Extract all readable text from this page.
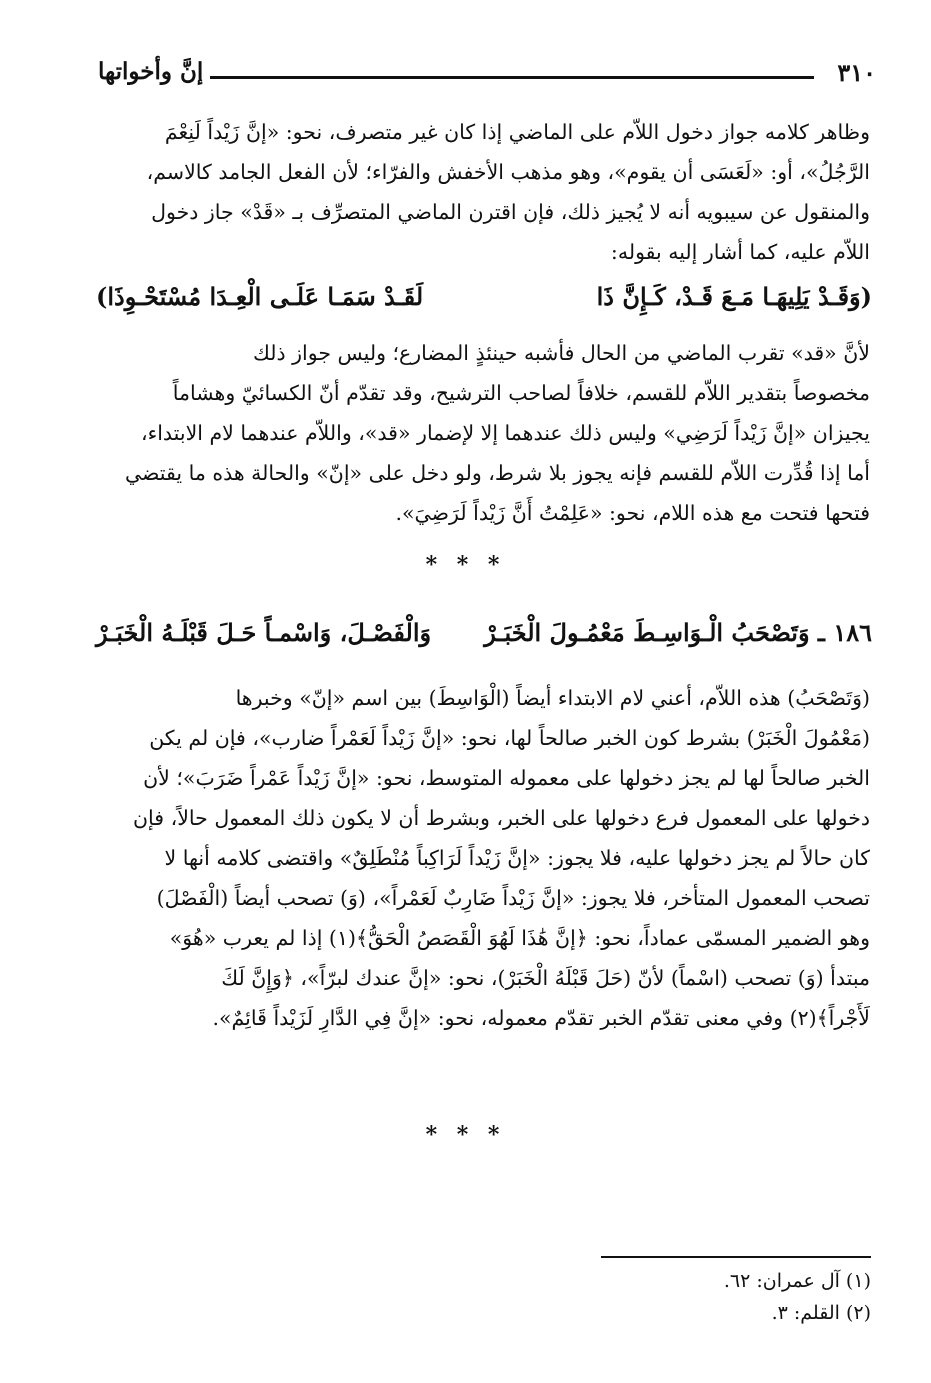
٣١٠
إنَّ وأخواتها
وظاهر كلامه جواز دخول اللاّم على الماضي إذا كان غير متصرف، نحو: «إنَّ زَيْداً لَنِعْمَ
الرَّجُلُ»، أو: «لَعَسَى أن يقوم»، وهو مذهب الأخفش والفرّاء؛ لأن الفعل الجامد كالاسم،
والمنقول عن سيبويه أنه لا يُجيز ذلك، فإن اقترن الماضي المتصرِّف بـ «قَدْ» جاز دخول
اللاّم عليه، كما أشار إليه بقوله:
(وَقَـدْ يَلِيهَـا مَـعَ قَـدْ، كَـإِنَّ ذَا
لَقَـدْ سَمَـا عَلَـى الْعِـدَا مُسْتَحْـوِذَا)
لأنَّ «قد» تقرب الماضي من الحال فأشبه حينئذٍ المضارع؛ وليس جواز ذلك
مخصوصاً بتقدير اللاّم للقسم، خلافاً لصاحب الترشيح، وقد تقدّم أنّ الكسائيّ وهشاماً
يجيزان «إنَّ زَيْداً لَرَضِي» وليس ذلك عندهما إلا لإضمار «قد»، واللاّم عندهما لام الابتداء،
أما إذا قُدِّرت اللاّم للقسم فإنه يجوز بلا شرط، ولو دخل على «إنّ» والحالة هذه ما يقتضي
فتحها فتحت مع هذه اللام، نحو: «عَلِمْتُ أَنَّ زَيْداً لَرَضِيَ».
* * *
١٨٦ ـ وَتَصْحَبُ الْـوَاسِـطَ مَعْمُـولَ الْخَبَـرْ
وَالْفَصْـلَ، وَاسْمـاً حَـلَ قَبْلَـهُ الْخَبَـرْ
(وَتَصْحَبُ) هذه اللاّم، أعني لام الابتداء أيضاً (الْوَاسِطَ) بين اسم «إنّ» وخبرها
(مَعْمُولَ الْخَبَرْ) بشرط كون الخبر صالحاً لها، نحو: «إنَّ زَيْداً لَعَمْراً ضارب»، فإن لم يكن
الخبر صالحاً لها لم يجز دخولها على معموله المتوسط، نحو: «إنَّ زَيْداً عَمْراً ضَرَبَ»؛ لأن
دخولها على المعمول فرع دخولها على الخبر، وبشرط أن لا يكون ذلك المعمول حالاً، فإن
كان حالاً لم يجز دخولها عليه، فلا يجوز: «إنَّ زَيْداً لَرَاكِباً مُنْطَلِقٌ» واقتضى كلامه أنها لا
تصحب المعمول المتأخر، فلا يجوز: «إنَّ زَيْداً ضَارِبٌ لَعَمْراً»، (وَ) تصحب أيضاً (الْفَصْلَ)
وهو الضمير المسمّى عماداً، نحو: ﴿إنَّ هَٰذَا لَهُوَ الْقَصَصُ الْحَقُّ﴾(١) إذا لم يعرب «هُوَ»
مبتدأ (وَ) تصحب (اسْماً) لأنّ (حَلَ قَبْلَهُ الْخَبَرْ)، نحو: «إنَّ عندك لبرّاً»، ﴿وَإِنَّ لَكَ
لَأَجْراً﴾(٢) وفي معنى تقدّم الخبر تقدّم معموله، نحو: «إنَّ فِي الدَّارِ لَزَيْداً قَائِمٌ».
* * *
(١) آل عمران: ٦٢.
(٢) القلم: ٣.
========================================================================
Reproduce the records verbatim, omitting all images they contain.

• _Result for this task_:
Extract all readable text from this page.
٣١٠
إنَّ وأخواتها
وظاهر كلامه جواز دخول اللاّم على الماضي إذا كان غير متصرف، نحو: «إنَّ زَيْداً لَنِعْمَ
الرَّجُلُ»، أو: «لَعَسَى أن يقوم»، وهو مذهب الأخفش والفرّاء؛ لأن الفعل الجامد كالاسم،
والمنقول عن سيبويه أنه لا يُجيز ذلك، فإن اقترن الماضي المتصرِّف بـ «قَدْ» جاز دخول
اللاّم عليه، كما أشار إليه بقوله:
(وَقَـدْ يَلِيهَـا مَـعَ قَـدْ، كَـإِنَّ ذَا
لَقَـدْ سَمَـا عَلَـى الْعِـدَا مُسْتَحْـوِذَا)
لأنَّ «قد» تقرب الماضي من الحال فأشبه حينئذٍ المضارع؛ وليس جواز ذلك
مخصوصاً بتقدير اللاّم للقسم، خلافاً لصاحب الترشيح، وقد تقدّم أنّ الكسائيّ وهشاماً
يجيزان «إنَّ زَيْداً لَرَضِي» وليس ذلك عندهما إلا لإضمار «قد»، واللاّم عندهما لام الابتداء،
أما إذا قُدِّرت اللاّم للقسم فإنه يجوز بلا شرط، ولو دخل على «إنّ» والحالة هذه ما يقتضي
فتحها فتحت مع هذه اللام، نحو: «عَلِمْتُ أَنَّ زَيْداً لَرَضِيَ».
* * *
١٨٦ ـ وَتَصْحَبُ الْـوَاسِـطَ مَعْمُـولَ الْخَبَـرْ
وَالْفَصْـلَ، وَاسْمـاً حَـلَ قَبْلَـهُ الْخَبَـرْ
(وَتَصْحَبُ) هذه اللاّم، أعني لام الابتداء أيضاً (الْوَاسِطَ) بين اسم «إنّ» وخبرها
(مَعْمُولَ الْخَبَرْ) بشرط كون الخبر صالحاً لها، نحو: «إنَّ زَيْداً لَعَمْراً ضارب»، فإن لم يكن
الخبر صالحاً لها لم يجز دخولها على معموله المتوسط، نحو: «إنَّ زَيْداً عَمْراً ضَرَبَ»؛ لأن
دخولها على المعمول فرع دخولها على الخبر، وبشرط أن لا يكون ذلك المعمول حالاً، فإن
كان حالاً لم يجز دخولها عليه، فلا يجوز: «إنَّ زَيْداً لَرَاكِباً مُنْطَلِقٌ» واقتضى كلامه أنها لا
تصحب المعمول المتأخر، فلا يجوز: «إنَّ زَيْداً ضَارِبٌ لَعَمْراً»، (وَ) تصحب أيضاً (الْفَصْلَ)
وهو الضمير المسمّى عماداً، نحو: ﴿إنَّ هَٰذَا لَهُوَ الْقَصَصُ الْحَقُّ﴾(١) إذا لم يعرب «هُوَ»
مبتدأ (وَ) تصحب (اسْماً) لأنّ (حَلَ قَبْلَهُ الْخَبَرْ)، نحو: «إنَّ عندك لبرّاً»، ﴿وَإِنَّ لَكَ
لَأَجْراً﴾(٢) وفي معنى تقدّم الخبر تقدّم معموله، نحو: «إنَّ فِي الدَّارِ لَزَيْداً قَائِمٌ».
* * *
(١) آل عمران: ٦٢.
(٢) القلم: ٣.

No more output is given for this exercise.